▸ Data to use:
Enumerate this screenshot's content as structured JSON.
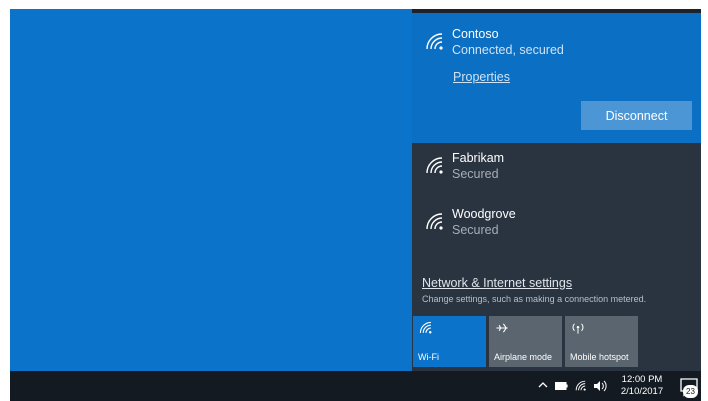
{
  "colors": {
    "desktop": "#0b73c9",
    "flyout_bg": "#2a3440",
    "connected_bg": "#0b6fc4",
    "disconnect_bg": "#4c96d6",
    "tile_active": "#0b73c9",
    "tile_inactive": "#5a6570",
    "taskbar": "#141a22"
  },
  "connected_network": {
    "name": "Contoso",
    "status": "Connected, secured",
    "properties_label": "Properties",
    "disconnect_label": "Disconnect",
    "icon": "wifi-icon"
  },
  "networks": [
    {
      "name": "Fabrikam",
      "status": "Secured",
      "icon": "wifi-icon"
    },
    {
      "name": "Woodgrove",
      "status": "Secured",
      "icon": "wifi-icon"
    }
  ],
  "settings": {
    "link_label": "Network & Internet settings",
    "description": "Change settings, such as making a connection metered."
  },
  "quick_actions": [
    {
      "label": "Wi-Fi",
      "icon": "wifi-icon",
      "active": true
    },
    {
      "label": "Airplane mode",
      "icon": "airplane-icon",
      "active": false
    },
    {
      "label": "Mobile hotspot",
      "icon": "hotspot-icon",
      "active": false
    }
  ],
  "taskbar": {
    "time": "12:00 PM",
    "date": "2/10/2017",
    "notification_count": "23",
    "icons": [
      "chevron-up-icon",
      "battery-icon",
      "wifi-icon",
      "volume-icon",
      "action-center-icon"
    ]
  }
}
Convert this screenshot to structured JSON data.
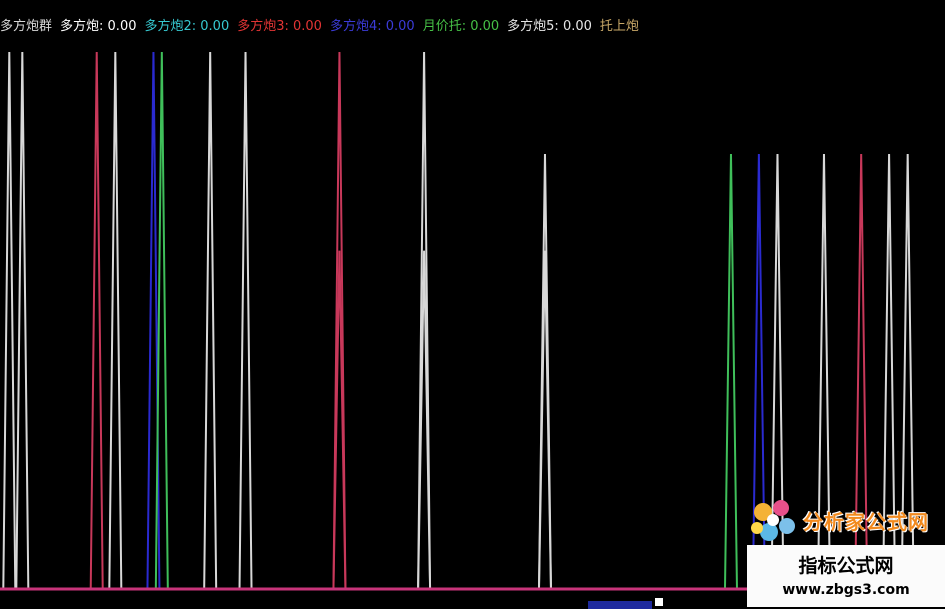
{
  "legend": [
    {
      "label": "多方炮群",
      "value": "",
      "color": "#d8d8d8"
    },
    {
      "label": "多方炮:",
      "value": "0.00",
      "color": "#ffffff"
    },
    {
      "label": "多方炮2:",
      "value": "0.00",
      "color": "#36c8d0"
    },
    {
      "label": "多方炮3:",
      "value": "0.00",
      "color": "#e23434"
    },
    {
      "label": "多方炮4:",
      "value": "0.00",
      "color": "#3b3bd8"
    },
    {
      "label": "月价托:",
      "value": "0.00",
      "color": "#46c046"
    },
    {
      "label": "多方炮5:",
      "value": "0.00",
      "color": "#e6e6e6"
    },
    {
      "label": "托上炮",
      "value": "",
      "color": "#c8a868"
    }
  ],
  "colors": {
    "background": "#000000",
    "baseline": "#c8347a",
    "white_series": "#d8d8d8",
    "red_series": "#c8385a",
    "blue_series": "#2a2ad0",
    "green_series": "#3fbf5a"
  },
  "chart_data": {
    "type": "line",
    "x_range": [
      0,
      100
    ],
    "y_range": [
      0,
      1
    ],
    "baseline_y": 0,
    "spikes": [
      {
        "x": 1.0,
        "y": 1.0,
        "series": "white"
      },
      {
        "x": 2.4,
        "y": 1.0,
        "series": "white"
      },
      {
        "x": 10.4,
        "y": 1.0,
        "series": "red"
      },
      {
        "x": 12.4,
        "y": 1.0,
        "series": "white"
      },
      {
        "x": 16.5,
        "y": 1.0,
        "series": "blue"
      },
      {
        "x": 17.4,
        "y": 1.0,
        "series": "green"
      },
      {
        "x": 22.6,
        "y": 1.0,
        "series": "white"
      },
      {
        "x": 26.4,
        "y": 1.0,
        "series": "white"
      },
      {
        "x": 36.5,
        "y": 0.63,
        "series": "red"
      },
      {
        "x": 36.5,
        "y": 1.0,
        "series": "red"
      },
      {
        "x": 45.6,
        "y": 0.63,
        "series": "white"
      },
      {
        "x": 45.6,
        "y": 1.0,
        "series": "white"
      },
      {
        "x": 58.6,
        "y": 0.63,
        "series": "white"
      },
      {
        "x": 58.6,
        "y": 0.81,
        "series": "white"
      },
      {
        "x": 78.6,
        "y": 0.81,
        "series": "green"
      },
      {
        "x": 81.6,
        "y": 0.81,
        "series": "blue"
      },
      {
        "x": 83.6,
        "y": 0.81,
        "series": "white"
      },
      {
        "x": 88.6,
        "y": 0.81,
        "series": "white"
      },
      {
        "x": 92.6,
        "y": 0.81,
        "series": "red"
      },
      {
        "x": 95.6,
        "y": 0.81,
        "series": "white"
      },
      {
        "x": 97.6,
        "y": 0.81,
        "series": "white"
      }
    ]
  },
  "watermark": {
    "brand": "分析家公式网",
    "title": "指标公式网",
    "url": "www.zbgs3.com"
  }
}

▸ What you need to do:
All of the data above should be transcribed verbatim, with pictures omitted.

▸ Output for this task:
Enumerate this screenshot's content as structured JSON.
{
  "colors": {
    "desktop": "#0b73c9",
    "flyout_bg": "#2a3440",
    "connected_bg": "#0b6fc4",
    "disconnect_bg": "#4c96d6",
    "tile_active": "#0b73c9",
    "tile_inactive": "#5a6570",
    "taskbar": "#141a22"
  },
  "connected_network": {
    "name": "Contoso",
    "status": "Connected, secured",
    "properties_label": "Properties",
    "disconnect_label": "Disconnect",
    "icon": "wifi-icon"
  },
  "networks": [
    {
      "name": "Fabrikam",
      "status": "Secured",
      "icon": "wifi-icon"
    },
    {
      "name": "Woodgrove",
      "status": "Secured",
      "icon": "wifi-icon"
    }
  ],
  "settings": {
    "link_label": "Network & Internet settings",
    "description": "Change settings, such as making a connection metered."
  },
  "quick_actions": [
    {
      "label": "Wi-Fi",
      "icon": "wifi-icon",
      "active": true
    },
    {
      "label": "Airplane mode",
      "icon": "airplane-icon",
      "active": false
    },
    {
      "label": "Mobile hotspot",
      "icon": "hotspot-icon",
      "active": false
    }
  ],
  "taskbar": {
    "time": "12:00 PM",
    "date": "2/10/2017",
    "notification_count": "23",
    "icons": [
      "chevron-up-icon",
      "battery-icon",
      "wifi-icon",
      "volume-icon",
      "action-center-icon"
    ]
  }
}
Convert this screenshot to structured JSON data.
{
  "legend": [
    {
      "label": "多方炮群",
      "value": "",
      "color": "#d8d8d8"
    },
    {
      "label": "多方炮:",
      "value": "0.00",
      "color": "#ffffff"
    },
    {
      "label": "多方炮2:",
      "value": "0.00",
      "color": "#36c8d0"
    },
    {
      "label": "多方炮3:",
      "value": "0.00",
      "color": "#e23434"
    },
    {
      "label": "多方炮4:",
      "value": "0.00",
      "color": "#3b3bd8"
    },
    {
      "label": "月价托:",
      "value": "0.00",
      "color": "#46c046"
    },
    {
      "label": "多方炮5:",
      "value": "0.00",
      "color": "#e6e6e6"
    },
    {
      "label": "托上炮",
      "value": "",
      "color": "#c8a868"
    }
  ],
  "colors": {
    "background": "#000000",
    "baseline": "#c8347a",
    "white_series": "#d8d8d8",
    "red_series": "#c8385a",
    "blue_series": "#2a2ad0",
    "green_series": "#3fbf5a"
  },
  "chart_data": {
    "type": "line",
    "x_range": [
      0,
      100
    ],
    "y_range": [
      0,
      1
    ],
    "baseline_y": 0,
    "spikes": [
      {
        "x": 1.0,
        "y": 1.0,
        "series": "white"
      },
      {
        "x": 2.4,
        "y": 1.0,
        "series": "white"
      },
      {
        "x": 10.4,
        "y": 1.0,
        "series": "red"
      },
      {
        "x": 12.4,
        "y": 1.0,
        "series": "white"
      },
      {
        "x": 16.5,
        "y": 1.0,
        "series": "blue"
      },
      {
        "x": 17.4,
        "y": 1.0,
        "series": "green"
      },
      {
        "x": 22.6,
        "y": 1.0,
        "series": "white"
      },
      {
        "x": 26.4,
        "y": 1.0,
        "series": "white"
      },
      {
        "x": 36.5,
        "y": 0.63,
        "series": "red"
      },
      {
        "x": 36.5,
        "y": 1.0,
        "series": "red"
      },
      {
        "x": 45.6,
        "y": 0.63,
        "series": "white"
      },
      {
        "x": 45.6,
        "y": 1.0,
        "series": "white"
      },
      {
        "x": 58.6,
        "y": 0.63,
        "series": "white"
      },
      {
        "x": 58.6,
        "y": 0.81,
        "series": "white"
      },
      {
        "x": 78.6,
        "y": 0.81,
        "series": "green"
      },
      {
        "x": 81.6,
        "y": 0.81,
        "series": "blue"
      },
      {
        "x": 83.6,
        "y": 0.81,
        "series": "white"
      },
      {
        "x": 88.6,
        "y": 0.81,
        "series": "white"
      },
      {
        "x": 92.6,
        "y": 0.81,
        "series": "red"
      },
      {
        "x": 95.6,
        "y": 0.81,
        "series": "white"
      },
      {
        "x": 97.6,
        "y": 0.81,
        "series": "white"
      }
    ]
  },
  "watermark": {
    "brand": "分析家公式网",
    "title": "指标公式网",
    "url": "www.zbgs3.com"
  }
}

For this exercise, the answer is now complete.